▶ **Task directions**: Reproduce the following material exactly, including every line.

▶ **Entries taken from a collection**:
** BEGIN **

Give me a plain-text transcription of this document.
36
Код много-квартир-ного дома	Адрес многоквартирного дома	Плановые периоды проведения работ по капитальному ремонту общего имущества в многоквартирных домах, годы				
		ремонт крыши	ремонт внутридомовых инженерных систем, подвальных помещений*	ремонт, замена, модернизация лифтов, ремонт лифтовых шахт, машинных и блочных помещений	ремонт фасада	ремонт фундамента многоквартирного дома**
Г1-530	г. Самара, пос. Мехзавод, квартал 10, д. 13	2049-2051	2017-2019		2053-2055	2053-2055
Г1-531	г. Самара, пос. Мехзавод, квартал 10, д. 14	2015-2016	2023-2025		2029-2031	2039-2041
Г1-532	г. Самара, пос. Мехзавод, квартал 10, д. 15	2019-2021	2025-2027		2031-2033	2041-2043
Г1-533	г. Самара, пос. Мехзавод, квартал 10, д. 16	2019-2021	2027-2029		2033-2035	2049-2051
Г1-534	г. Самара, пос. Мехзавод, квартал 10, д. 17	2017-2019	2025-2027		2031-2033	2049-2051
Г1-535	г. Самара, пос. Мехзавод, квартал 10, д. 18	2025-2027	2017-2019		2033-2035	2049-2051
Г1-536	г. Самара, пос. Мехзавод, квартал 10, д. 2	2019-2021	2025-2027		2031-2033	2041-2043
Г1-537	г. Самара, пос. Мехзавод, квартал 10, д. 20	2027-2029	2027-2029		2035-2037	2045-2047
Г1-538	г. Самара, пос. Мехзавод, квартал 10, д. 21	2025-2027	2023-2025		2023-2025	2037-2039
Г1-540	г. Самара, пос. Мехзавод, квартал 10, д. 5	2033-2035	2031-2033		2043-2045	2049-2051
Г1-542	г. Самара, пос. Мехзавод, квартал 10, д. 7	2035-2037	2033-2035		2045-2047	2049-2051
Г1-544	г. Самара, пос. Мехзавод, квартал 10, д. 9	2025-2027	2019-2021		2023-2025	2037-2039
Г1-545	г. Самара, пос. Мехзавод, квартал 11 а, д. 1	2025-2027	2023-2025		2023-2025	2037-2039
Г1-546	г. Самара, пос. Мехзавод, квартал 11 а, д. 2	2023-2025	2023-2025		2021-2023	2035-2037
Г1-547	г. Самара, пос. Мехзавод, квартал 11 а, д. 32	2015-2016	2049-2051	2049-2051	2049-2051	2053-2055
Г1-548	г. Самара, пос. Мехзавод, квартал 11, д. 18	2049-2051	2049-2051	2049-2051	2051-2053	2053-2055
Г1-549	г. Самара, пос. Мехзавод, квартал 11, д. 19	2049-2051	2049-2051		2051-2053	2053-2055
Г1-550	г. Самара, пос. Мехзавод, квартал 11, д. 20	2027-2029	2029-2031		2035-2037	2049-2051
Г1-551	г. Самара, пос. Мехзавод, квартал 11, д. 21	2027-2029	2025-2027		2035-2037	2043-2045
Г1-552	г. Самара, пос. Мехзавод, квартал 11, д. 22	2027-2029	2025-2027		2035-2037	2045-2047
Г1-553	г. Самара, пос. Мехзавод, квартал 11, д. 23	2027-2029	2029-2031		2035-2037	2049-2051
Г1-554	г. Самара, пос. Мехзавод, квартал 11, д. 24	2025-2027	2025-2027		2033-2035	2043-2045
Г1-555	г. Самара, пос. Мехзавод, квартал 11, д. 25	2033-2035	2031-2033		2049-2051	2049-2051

** END **

▶ **Solved problem**:
Give me a plain-text transcription of this document.
36
Код много-квартир-ного дома	Адрес многоквартирного дома	Плановые периоды проведения работ по капитальному ремонту общего имущества в многоквартирных домах, годы				
		ремонт крыши	ремонт внутридомовых инженерных систем, подвальных помещений*	ремонт, замена, модернизация лифтов, ремонт лифтовых шахт, машинных и блочных помещений	ремонт фасада	ремонт фундамента многоквартирного дома**
Г1-530	г. Самара, пос. Мехзавод, квартал 10, д. 13	2049-2051	2017-2019		2053-2055	2053-2055
Г1-531	г. Самара, пос. Мехзавод, квартал 10, д. 14	2015-2016	2023-2025		2029-2031	2039-2041
Г1-532	г. Самара, пос. Мехзавод, квартал 10, д. 15	2019-2021	2025-2027		2031-2033	2041-2043
Г1-533	г. Самара, пос. Мехзавод, квартал 10, д. 16	2019-2021	2027-2029		2033-2035	2049-2051
Г1-534	г. Самара, пос. Мехзавод, квартал 10, д. 17	2017-2019	2025-2027		2031-2033	2049-2051
Г1-535	г. Самара, пос. Мехзавод, квартал 10, д. 18	2025-2027	2017-2019		2033-2035	2049-2051
Г1-536	г. Самара, пос. Мехзавод, квартал 10, д. 2	2019-2021	2025-2027		2031-2033	2041-2043
Г1-537	г. Самара, пос. Мехзавод, квартал 10, д. 20	2027-2029	2027-2029		2035-2037	2045-2047
Г1-538	г. Самара, пос. Мехзавод, квартал 10, д. 21	2025-2027	2023-2025		2023-2025	2037-2039
Г1-540	г. Самара, пос. Мехзавод, квартал 10, д. 5	2033-2035	2031-2033		2043-2045	2049-2051
Г1-542	г. Самара, пос. Мехзавод, квартал 10, д. 7	2035-2037	2033-2035		2045-2047	2049-2051
Г1-544	г. Самара, пос. Мехзавод, квартал 10, д. 9	2025-2027	2019-2021		2023-2025	2037-2039
Г1-545	г. Самара, пос. Мехзавод, квартал 11 а, д. 1	2025-2027	2023-2025		2023-2025	2037-2039
Г1-546	г. Самара, пос. Мехзавод, квартал 11 а, д. 2	2023-2025	2023-2025		2021-2023	2035-2037
Г1-547	г. Самара, пос. Мехзавод, квартал 11 а, д. 32	2015-2016	2049-2051	2049-2051	2049-2051	2053-2055
Г1-548	г. Самара, пос. Мехзавод, квартал 11, д. 18	2049-2051	2049-2051	2049-2051	2051-2053	2053-2055
Г1-549	г. Самара, пос. Мехзавод, квартал 11, д. 19	2049-2051	2049-2051		2051-2053	2053-2055
Г1-550	г. Самара, пос. Мехзавод, квартал 11, д. 20	2027-2029	2029-2031		2035-2037	2049-2051
Г1-551	г. Самара, пос. Мехзавод, квартал 11, д. 21	2027-2029	2025-2027		2035-2037	2043-2045
Г1-552	г. Самара, пос. Мехзавод, квартал 11, д. 22	2027-2029	2025-2027		2035-2037	2045-2047
Г1-553	г. Самара, пос. Мехзавод, квартал 11, д. 23	2027-2029	2029-2031		2035-2037	2049-2051
Г1-554	г. Самара, пос. Мехзавод, квартал 11, д. 24	2025-2027	2025-2027		2033-2035	2043-2045
Г1-555	г. Самара, пос. Мехзавод, квартал 11, д. 25	2033-2035	2031-2033		2049-2051	2049-2051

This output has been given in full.